▶ Supplied entries
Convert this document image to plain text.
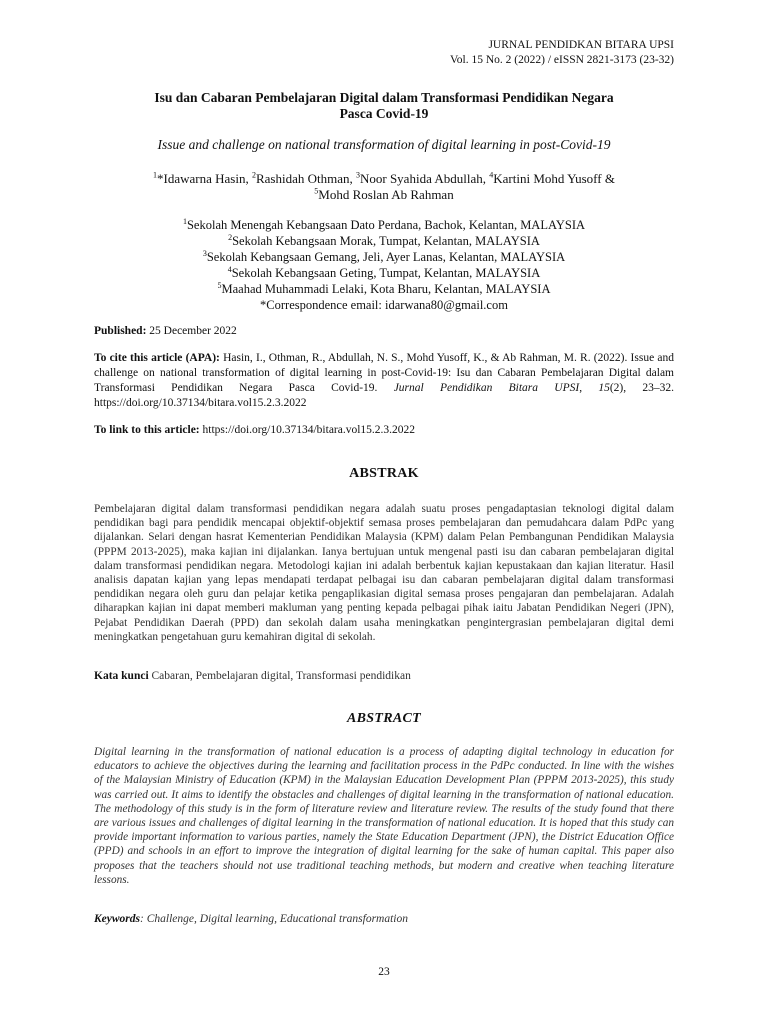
JURNAL PENDIDKAN BITARA UPSI
Vol. 15 No. 2 (2022) / eISSN 2821-3173 (23-32)
Isu dan Cabaran Pembelajaran Digital dalam Transformasi Pendidikan Negara
Pasca Covid-19
Issue and challenge on national transformation of digital learning in post-Covid-19
$^1$*Idawarna Hasin, $^2$Rashidah Othman, $^3$Noor Syahida Abdullah, $^4$Kartini Mohd Yusoff &
$^5$Mohd Roslan Ab Rahman
$^1$Sekolah Menengah Kebangsaan Dato Perdana, Bachok, Kelantan, MALAYSIA
$^2$Sekolah Kebangsaan Morak, Tumpat, Kelantan, MALAYSIA
$^3$Sekolah Kebangsaan Gemang, Jeli, Ayer Lanas, Kelantan, MALAYSIA
$^4$Sekolah Kebangsaan Geting, Tumpat, Kelantan, MALAYSIA
$^5$Maahad Muhammadi Lelaki, Kota Bharu, Kelantan, MALAYSIA
*Correspondence email: idarwana80@gmail.com
Published: 25 December 2022
To cite this article (APA): Hasin, I., Othman, R., Abdullah, N. S., Mohd Yusoff, K., & Ab Rahman, M. R. (2022). Issue and challenge on national transformation of digital learning in post-Covid-19: Isu dan Cabaran Pembelajaran Digital dalam Transformasi Pendidikan Negara Pasca Covid-19. Jurnal Pendidikan Bitara UPSI, 15(2), 23–32. https://doi.org/10.37134/bitara.vol15.2.3.2022
To link to this article: https://doi.org/10.37134/bitara.vol15.2.3.2022
ABSTRAK
Pembelajaran digital dalam transformasi pendidikan negara adalah suatu proses pengadaptasian teknologi digital dalam pendidikan bagi para pendidik mencapai objektif-objektif semasa proses pembelajaran dan pemudahcara dalam PdPc yang dijalankan. Selari dengan hasrat Kementerian Pendidikan Malaysia (KPM) dalam Pelan Pembangunan Pendidikan Malaysia (PPPM 2013-2025), maka kajian ini dijalankan. Ianya bertujuan untuk mengenal pasti isu dan cabaran pembelajaran digital dalam transformasi pendidikan negara. Metodologi kajian ini adalah berbentuk kajian kepustakaan dan kajian literatur. Hasil analisis dapatan kajian yang lepas mendapati terdapat pelbagai isu dan cabaran pembelajaran digital dalam transformasi pendidikan negara oleh guru dan pelajar ketika pengaplikasian digital semasa proses pengajaran dan pembelajaran. Adalah diharapkan kajian ini dapat memberi makluman yang penting kepada pelbagai pihak iaitu Jabatan Pendidikan Negeri (JPN), Pejabat Pendidikan Daerah (PPD) dan sekolah dalam usaha meningkatkan pengintergrasian pembelajaran digital demi meningkatkan pengetahuan guru kemahiran digital di sekolah.
Kata kunci Cabaran, Pembelajaran digital, Transformasi pendidikan
ABSTRACT
Digital learning in the transformation of national education is a process of adapting digital technology in education for educators to achieve the objectives during the learning and facilitation process in the PdPc conducted. In line with the wishes of the Malaysian Ministry of Education (KPM) in the Malaysian Education Development Plan (PPPM 2013-2025), this study was carried out. It aims to identify the obstacles and challenges of digital learning in the transformation of national education. The methodology of this study is in the form of literature review and literature review. The results of the study found that there are various issues and challenges of digital learning in the transformation of national education. It is hoped that this study can provide important information to various parties, namely the State Education Department (JPN), the District Education Office (PPD) and schools in an effort to improve the integration of digital learning for the sake of human capital. This paper also proposes that the teachers should not use traditional teaching methods, but modern and creative when teaching literature lessons.
Keywords: Challenge, Digital learning, Educational transformation
23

▶ Aim
Go through the listing above and quote it exactly, apart from its images.

▶ Result of the exercise
Convert this document image to plain text.
JURNAL PENDIDKAN BITARA UPSI
Vol. 15 No. 2 (2022) / eISSN 2821-3173 (23-32)
Isu dan Cabaran Pembelajaran Digital dalam Transformasi Pendidikan Negara
Pasca Covid-19
Issue and challenge on national transformation of digital learning in post-Covid-19
$^1$*Idawarna Hasin, $^2$Rashidah Othman, $^3$Noor Syahida Abdullah, $^4$Kartini Mohd Yusoff &
$^5$Mohd Roslan Ab Rahman
$^1$Sekolah Menengah Kebangsaan Dato Perdana, Bachok, Kelantan, MALAYSIA
$^2$Sekolah Kebangsaan Morak, Tumpat, Kelantan, MALAYSIA
$^3$Sekolah Kebangsaan Gemang, Jeli, Ayer Lanas, Kelantan, MALAYSIA
$^4$Sekolah Kebangsaan Geting, Tumpat, Kelantan, MALAYSIA
$^5$Maahad Muhammadi Lelaki, Kota Bharu, Kelantan, MALAYSIA
*Correspondence email: idarwana80@gmail.com
Published: 25 December 2022
To cite this article (APA): Hasin, I., Othman, R., Abdullah, N. S., Mohd Yusoff, K., & Ab Rahman, M. R. (2022). Issue and challenge on national transformation of digital learning in post-Covid-19: Isu dan Cabaran Pembelajaran Digital dalam Transformasi Pendidikan Negara Pasca Covid-19. Jurnal Pendidikan Bitara UPSI, 15(2), 23–32. https://doi.org/10.37134/bitara.vol15.2.3.2022
To link to this article: https://doi.org/10.37134/bitara.vol15.2.3.2022
ABSTRAK
Pembelajaran digital dalam transformasi pendidikan negara adalah suatu proses pengadaptasian teknologi digital dalam pendidikan bagi para pendidik mencapai objektif-objektif semasa proses pembelajaran dan pemudahcara dalam PdPc yang dijalankan. Selari dengan hasrat Kementerian Pendidikan Malaysia (KPM) dalam Pelan Pembangunan Pendidikan Malaysia (PPPM 2013-2025), maka kajian ini dijalankan. Ianya bertujuan untuk mengenal pasti isu dan cabaran pembelajaran digital dalam transformasi pendidikan negara. Metodologi kajian ini adalah berbentuk kajian kepustakaan dan kajian literatur. Hasil analisis dapatan kajian yang lepas mendapati terdapat pelbagai isu dan cabaran pembelajaran digital dalam transformasi pendidikan negara oleh guru dan pelajar ketika pengaplikasian digital semasa proses pengajaran dan pembelajaran. Adalah diharapkan kajian ini dapat memberi makluman yang penting kepada pelbagai pihak iaitu Jabatan Pendidikan Negeri (JPN), Pejabat Pendidikan Daerah (PPD) dan sekolah dalam usaha meningkatkan pengintergrasian pembelajaran digital demi meningkatkan pengetahuan guru kemahiran digital di sekolah.
Kata kunci Cabaran, Pembelajaran digital, Transformasi pendidikan
ABSTRACT
Digital learning in the transformation of national education is a process of adapting digital technology in education for educators to achieve the objectives during the learning and facilitation process in the PdPc conducted. In line with the wishes of the Malaysian Ministry of Education (KPM) in the Malaysian Education Development Plan (PPPM 2013-2025), this study was carried out. It aims to identify the obstacles and challenges of digital learning in the transformation of national education. The methodology of this study is in the form of literature review and literature review. The results of the study found that there are various issues and challenges of digital learning in the transformation of national education. It is hoped that this study can provide important information to various parties, namely the State Education Department (JPN), the District Education Office (PPD) and schools in an effort to improve the integration of digital learning for the sake of human capital. This paper also proposes that the teachers should not use traditional teaching methods, but modern and creative when teaching literature lessons.
Keywords: Challenge, Digital learning, Educational transformation
23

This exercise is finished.